> **Passage shown**

According to Turner, the album's combination of novel sounds and unusual subject matter "challenged all the conventions of pop" and it was the upcoming generation of writers who "got it immediately". Ralph J. Gleason, then the jazz critic for the San Francisco Chronicle, wrote it was "the most outstanding pop album in years, possibly the best of all time", with "[n]ot a single disappointing track". In his article for The Village Voice, Richard Goldstein described Revolver as "a revolutionary record" that was "as important to the expansion of pop as was Rubber Soul", and one that demanded that the genre's "boundaries ... be re-negotiated". He added: "it seems now that we will view this album in retrospect as a key work in the development of rock and roll into an artistic pursuit ..." (Note: A recent New Journalism graduate, Goldstein was the first dedicated rock critic to be appointed at an established American publication. His appraisal of Revolver was, in Bernard Gendron's description, "the first substantial rock review devoted to one album to appear in any nonrock magazine with accreditory power".) Another writer identified by Turner, Jules Siegel, likened Revolver to works by John Donne, John Milton and William Shakespeare, saying that the band's lyrics would provide the basis for scholarly analysis well into the future.

(Dataset entries)
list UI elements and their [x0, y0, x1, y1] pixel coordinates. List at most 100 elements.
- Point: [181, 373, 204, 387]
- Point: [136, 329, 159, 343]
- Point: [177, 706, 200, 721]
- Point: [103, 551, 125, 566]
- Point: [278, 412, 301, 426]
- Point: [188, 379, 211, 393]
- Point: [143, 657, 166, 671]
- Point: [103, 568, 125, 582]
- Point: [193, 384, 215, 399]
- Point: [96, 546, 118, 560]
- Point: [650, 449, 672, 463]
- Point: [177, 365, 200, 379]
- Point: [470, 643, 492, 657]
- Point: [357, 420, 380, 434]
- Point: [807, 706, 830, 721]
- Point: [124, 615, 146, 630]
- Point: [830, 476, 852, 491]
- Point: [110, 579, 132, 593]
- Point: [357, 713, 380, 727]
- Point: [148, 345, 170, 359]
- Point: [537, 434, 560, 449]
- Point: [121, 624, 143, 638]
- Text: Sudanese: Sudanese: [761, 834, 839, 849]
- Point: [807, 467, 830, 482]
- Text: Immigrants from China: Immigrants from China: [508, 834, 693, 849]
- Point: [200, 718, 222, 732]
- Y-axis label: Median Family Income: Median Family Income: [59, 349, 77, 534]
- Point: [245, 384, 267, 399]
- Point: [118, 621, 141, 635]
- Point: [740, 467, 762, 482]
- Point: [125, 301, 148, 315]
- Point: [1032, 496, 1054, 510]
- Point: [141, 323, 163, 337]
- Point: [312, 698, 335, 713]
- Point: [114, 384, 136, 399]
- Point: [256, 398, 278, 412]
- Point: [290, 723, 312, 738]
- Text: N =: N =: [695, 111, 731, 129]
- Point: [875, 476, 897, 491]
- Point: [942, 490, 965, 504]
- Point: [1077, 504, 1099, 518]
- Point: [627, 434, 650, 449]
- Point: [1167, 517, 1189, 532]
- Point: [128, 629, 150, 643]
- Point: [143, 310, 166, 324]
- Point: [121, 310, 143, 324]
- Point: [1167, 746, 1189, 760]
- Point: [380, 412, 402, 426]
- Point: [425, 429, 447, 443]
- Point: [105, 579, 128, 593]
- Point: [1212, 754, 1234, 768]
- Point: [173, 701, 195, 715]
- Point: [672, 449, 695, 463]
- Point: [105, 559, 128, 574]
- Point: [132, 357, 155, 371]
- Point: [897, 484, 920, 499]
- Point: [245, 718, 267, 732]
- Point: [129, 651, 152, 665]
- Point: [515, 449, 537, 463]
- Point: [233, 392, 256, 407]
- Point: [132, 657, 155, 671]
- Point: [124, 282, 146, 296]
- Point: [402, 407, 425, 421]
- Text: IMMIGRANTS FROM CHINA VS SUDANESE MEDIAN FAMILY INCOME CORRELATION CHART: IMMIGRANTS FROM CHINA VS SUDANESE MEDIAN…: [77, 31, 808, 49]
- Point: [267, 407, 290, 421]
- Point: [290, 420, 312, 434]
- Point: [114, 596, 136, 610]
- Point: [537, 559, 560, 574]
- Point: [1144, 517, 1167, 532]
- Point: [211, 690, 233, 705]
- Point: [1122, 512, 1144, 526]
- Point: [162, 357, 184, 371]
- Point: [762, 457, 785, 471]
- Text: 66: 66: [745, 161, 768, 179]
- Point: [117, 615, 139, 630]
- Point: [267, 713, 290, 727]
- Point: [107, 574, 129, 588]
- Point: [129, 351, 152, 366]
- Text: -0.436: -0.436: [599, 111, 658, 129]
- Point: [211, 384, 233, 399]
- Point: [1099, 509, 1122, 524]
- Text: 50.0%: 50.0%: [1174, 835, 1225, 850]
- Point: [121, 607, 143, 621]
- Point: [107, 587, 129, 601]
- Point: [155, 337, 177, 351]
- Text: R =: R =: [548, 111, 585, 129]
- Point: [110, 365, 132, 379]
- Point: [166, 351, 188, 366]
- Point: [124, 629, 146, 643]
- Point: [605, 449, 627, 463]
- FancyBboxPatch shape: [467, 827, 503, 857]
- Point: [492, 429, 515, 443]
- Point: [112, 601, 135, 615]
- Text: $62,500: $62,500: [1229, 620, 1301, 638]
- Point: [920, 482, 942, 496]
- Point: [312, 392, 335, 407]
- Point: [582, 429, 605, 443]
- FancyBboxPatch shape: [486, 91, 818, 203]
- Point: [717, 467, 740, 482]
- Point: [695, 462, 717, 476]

> **Requirements**
Write out the entire passage on the critical reception of Revolver word for word. The entries are separate material and are not part of the passage on the critical reception of Revolver.

> **Worked answer**
According to Turner, the album's combination of novel sounds and unusual subject matter "challenged all the conventions of pop" and it was the upcoming generation of writers who "got it immediately". Ralph J. Gleason, then the jazz critic for the San Francisco Chronicle, wrote it was "the most outstanding pop album in years, possibly the best of all time", with "[n]ot a single disappointing track". In his article for The Village Voice, Richard Goldstein described Revolver as "a revolutionary record" that was "as important to the expansion of pop as was Rubber Soul", and one that demanded that the genre's "boundaries ... be re-negotiated". He added: "it seems now that we will view this album in retrospect as a key work in the development of rock and roll into an artistic pursuit ..." (Note: A recent New Journalism graduate, Goldstein was the first dedicated rock critic to be appointed at an established American publication. His appraisal of Revolver was, in Bernard Gendron's description, "the first substantial rock review devoted to one album to appear in any nonrock magazine with accreditory power".) Another writer identified by Turner, Jules Siegel, likened Revolver to works by John Donne, John Milton and William Shakespeare, saying that the band's lyrics would provide the basis for scholarly analysis well into the future.